### Given instruction
Reproduce the records below exactly as they appear, omitting any pictures they contain.

-------- Materials provided

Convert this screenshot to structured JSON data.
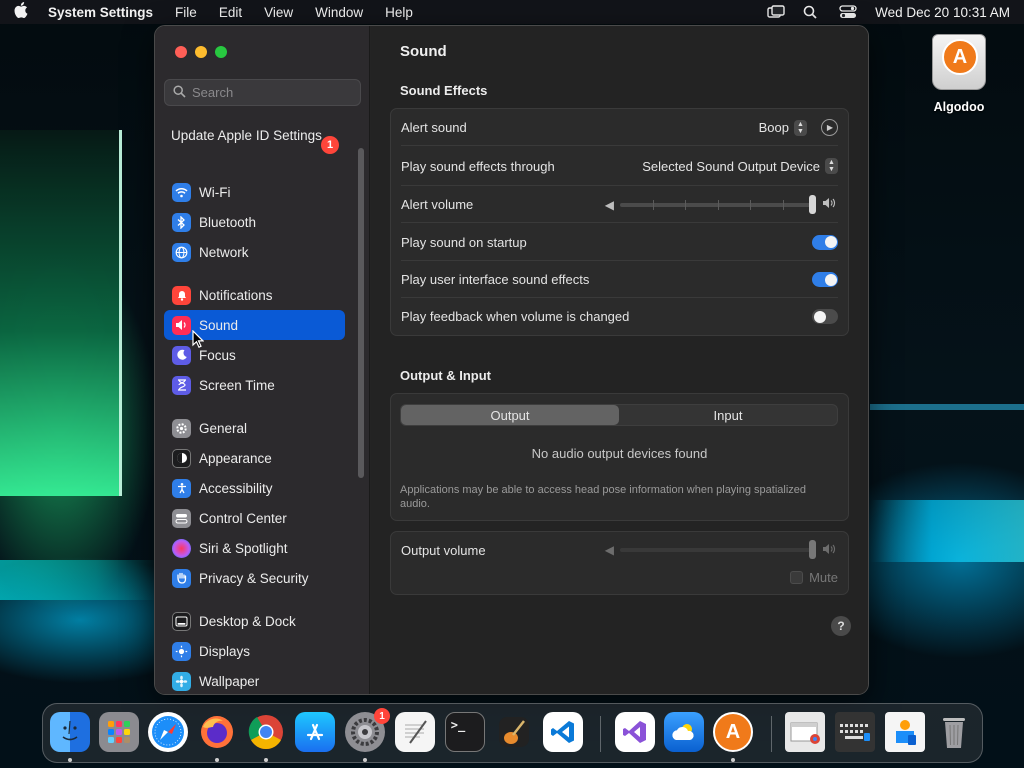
{
  "menubar": {
    "app_name": "System Settings",
    "menus": [
      "File",
      "Edit",
      "View",
      "Window",
      "Help"
    ],
    "clock": "Wed Dec 20  10:31 AM"
  },
  "desktop": {
    "icon_label": "Algodoo"
  },
  "sidebar": {
    "search_placeholder": "Search",
    "apple_id": "Update Apple ID Settings",
    "apple_id_badge": "1",
    "items": [
      {
        "label": "Wi-Fi",
        "icon": "wifi-icon",
        "color": "#2f7ee8"
      },
      {
        "label": "Bluetooth",
        "icon": "bluetooth-icon",
        "color": "#2f7ee8"
      },
      {
        "label": "Network",
        "icon": "globe-icon",
        "color": "#2f7ee8"
      },
      {
        "label": "Notifications",
        "icon": "bell-icon",
        "color": "#ff453a"
      },
      {
        "label": "Sound",
        "icon": "speaker-icon",
        "color": "#ff2d55"
      },
      {
        "label": "Focus",
        "icon": "moon-icon",
        "color": "#5e5ce6"
      },
      {
        "label": "Screen Time",
        "icon": "hourglass-icon",
        "color": "#5e5ce6"
      },
      {
        "label": "General",
        "icon": "gear-icon",
        "color": "#8e8e93"
      },
      {
        "label": "Appearance",
        "icon": "appearance-icon",
        "color": "#1c1c1e"
      },
      {
        "label": "Accessibility",
        "icon": "accessibility-icon",
        "color": "#2f7ee8"
      },
      {
        "label": "Control Center",
        "icon": "control-center-icon",
        "color": "#8e8e93"
      },
      {
        "label": "Siri & Spotlight",
        "icon": "siri-icon",
        "color": "#bf5af2"
      },
      {
        "label": "Privacy & Security",
        "icon": "hand-icon",
        "color": "#2f7ee8"
      },
      {
        "label": "Desktop & Dock",
        "icon": "dock-icon",
        "color": "#1c1c1e"
      },
      {
        "label": "Displays",
        "icon": "sun-icon",
        "color": "#2f7ee8"
      },
      {
        "label": "Wallpaper",
        "icon": "wallpaper-icon",
        "color": "#32ade6"
      }
    ]
  },
  "content": {
    "title": "Sound",
    "sound_effects": {
      "heading": "Sound Effects",
      "alert_sound_label": "Alert sound",
      "alert_sound_value": "Boop",
      "output_through_label": "Play sound effects through",
      "output_through_value": "Selected Sound Output Device",
      "alert_volume_label": "Alert volume",
      "alert_volume_level": 1.0,
      "startup_label": "Play sound on startup",
      "startup_on": true,
      "ui_sounds_label": "Play user interface sound effects",
      "ui_sounds_on": true,
      "feedback_label": "Play feedback when volume is changed",
      "feedback_on": false
    },
    "output_input": {
      "heading": "Output & Input",
      "tab_output": "Output",
      "tab_input": "Input",
      "empty_message": "No audio output devices found",
      "note": "Applications may be able to access head pose information when playing spatialized audio."
    },
    "output_volume": {
      "label": "Output volume",
      "level": 1.0,
      "mute_label": "Mute"
    },
    "help": "?"
  },
  "dock": {
    "settings_badge": "1"
  }
}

----------------

### Output of the exercise
Convert this screenshot to structured JSON data.
{
  "menubar": {
    "app_name": "System Settings",
    "menus": [
      "File",
      "Edit",
      "View",
      "Window",
      "Help"
    ],
    "clock": "Wed Dec 20  10:31 AM"
  },
  "desktop": {
    "icon_label": "Algodoo"
  },
  "sidebar": {
    "search_placeholder": "Search",
    "apple_id": "Update Apple ID Settings",
    "apple_id_badge": "1",
    "items": [
      {
        "label": "Wi-Fi",
        "icon": "wifi-icon",
        "color": "#2f7ee8"
      },
      {
        "label": "Bluetooth",
        "icon": "bluetooth-icon",
        "color": "#2f7ee8"
      },
      {
        "label": "Network",
        "icon": "globe-icon",
        "color": "#2f7ee8"
      },
      {
        "label": "Notifications",
        "icon": "bell-icon",
        "color": "#ff453a"
      },
      {
        "label": "Sound",
        "icon": "speaker-icon",
        "color": "#ff2d55"
      },
      {
        "label": "Focus",
        "icon": "moon-icon",
        "color": "#5e5ce6"
      },
      {
        "label": "Screen Time",
        "icon": "hourglass-icon",
        "color": "#5e5ce6"
      },
      {
        "label": "General",
        "icon": "gear-icon",
        "color": "#8e8e93"
      },
      {
        "label": "Appearance",
        "icon": "appearance-icon",
        "color": "#1c1c1e"
      },
      {
        "label": "Accessibility",
        "icon": "accessibility-icon",
        "color": "#2f7ee8"
      },
      {
        "label": "Control Center",
        "icon": "control-center-icon",
        "color": "#8e8e93"
      },
      {
        "label": "Siri & Spotlight",
        "icon": "siri-icon",
        "color": "#bf5af2"
      },
      {
        "label": "Privacy & Security",
        "icon": "hand-icon",
        "color": "#2f7ee8"
      },
      {
        "label": "Desktop & Dock",
        "icon": "dock-icon",
        "color": "#1c1c1e"
      },
      {
        "label": "Displays",
        "icon": "sun-icon",
        "color": "#2f7ee8"
      },
      {
        "label": "Wallpaper",
        "icon": "wallpaper-icon",
        "color": "#32ade6"
      }
    ]
  },
  "content": {
    "title": "Sound",
    "sound_effects": {
      "heading": "Sound Effects",
      "alert_sound_label": "Alert sound",
      "alert_sound_value": "Boop",
      "output_through_label": "Play sound effects through",
      "output_through_value": "Selected Sound Output Device",
      "alert_volume_label": "Alert volume",
      "alert_volume_level": 1.0,
      "startup_label": "Play sound on startup",
      "startup_on": true,
      "ui_sounds_label": "Play user interface sound effects",
      "ui_sounds_on": true,
      "feedback_label": "Play feedback when volume is changed",
      "feedback_on": false
    },
    "output_input": {
      "heading": "Output & Input",
      "tab_output": "Output",
      "tab_input": "Input",
      "empty_message": "No audio output devices found",
      "note": "Applications may be able to access head pose information when playing spatialized audio."
    },
    "output_volume": {
      "label": "Output volume",
      "level": 1.0,
      "mute_label": "Mute"
    },
    "help": "?"
  },
  "dock": {
    "settings_badge": "1"
  }
}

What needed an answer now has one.